### Short exercise
Reproduce every record exactly as it appears, but not the pictures.

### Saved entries
## BEGIN

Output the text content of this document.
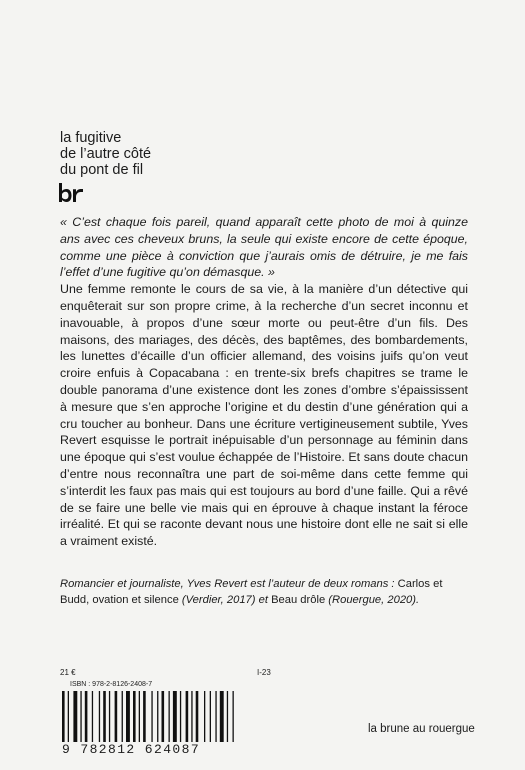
la fugitive
de l’autre côté
du pont de fil

« C’est chaque fois pareil, quand apparaît cette photo de moi à quinze ans avec ces cheveux bruns, la seule qui existe encore de cette époque, comme une pièce à conviction que j’aurais omis de détruire, je me fais l’effet d’une fugitive qu’on démasque. »

Une femme remonte le cours de sa vie, à la manière d’un détective qui enquêterait sur son propre crime, à la recherche d’un secret inconnu et inavouable, à propos d’une sœur morte ou peut-être d’un fils. Des maisons, des mariages, des décès, des baptêmes, des bombardements, les lunettes d’écaille d’un officier allemand, des voisins juifs qu’on veut croire enfuis à Copacabana : en trente-six brefs chapitres se trame le double panorama d’une existence dont les zones d’ombre s’épaississent à mesure que s’en approche l’origine et du destin d’une génération qui a cru toucher au bonheur. Dans une écriture vertigineusement subtile, Yves Revert esquisse le portrait inépuisable d’un personnage au féminin dans une époque qui s’est voulue échappée de l’Histoire. Et sans doute chacun d’entre nous reconnaîtra une part de soi-même dans cette femme qui s’interdit les faux pas mais qui est toujours au bord d’une faille. Qui a rêvé de se faire une belle vie mais qui en éprouve à chaque instant la féroce irréalité. Et qui se raconte devant nous une histoire dont elle ne sait si elle a vraiment existé.

Romancier et journaliste, Yves Revert est l’auteur de deux romans : Carlos et Budd, ovation et silence (Verdier, 2017) et Beau drôle (Rouergue, 2020).
21 €	I-23
ISBN : 978-2-8126-2408-7
9 782812 624087
la brune au rouergue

## END

### Solution to this exercise
Output the text content of this document.
la fugitive
de l’autre côté
du pont de fil

« C’est chaque fois pareil, quand apparaît cette photo de moi à quinze ans avec ces cheveux bruns, la seule qui existe encore de cette époque, comme une pièce à conviction que j’aurais omis de détruire, je me fais l’effet d’une fugitive qu’on démasque. »

Une femme remonte le cours de sa vie, à la manière d’un détective qui enquêterait sur son propre crime, à la recherche d’un secret inconnu et inavouable, à propos d’une sœur morte ou peut-être d’un fils. Des maisons, des mariages, des décès, des baptêmes, des bombardements, les lunettes d’écaille d’un officier allemand, des voisins juifs qu’on veut croire enfuis à Copacabana : en trente-six brefs chapitres se trame le double panorama d’une existence dont les zones d’ombre s’épaississent à mesure que s’en approche l’origine et du destin d’une génération qui a cru toucher au bonheur. Dans une écriture vertigineusement subtile, Yves Revert esquisse le portrait inépuisable d’un personnage au féminin dans une époque qui s’est voulue échappée de l’Histoire. Et sans doute chacun d’entre nous reconnaîtra une part de soi-même dans cette femme qui s’interdit les faux pas mais qui est toujours au bord d’une faille. Qui a rêvé de se faire une belle vie mais qui en éprouve à chaque instant la féroce irréalité. Et qui se raconte devant nous une histoire dont elle ne sait si elle a vraiment existé.

Romancier et journaliste, Yves Revert est l’auteur de deux romans : Carlos et Budd, ovation et silence (Verdier, 2017) et Beau drôle (Rouergue, 2020).
21 €	I-23
ISBN : 978-2-8126-2408-7
9 782812 624087
la brune au rouergue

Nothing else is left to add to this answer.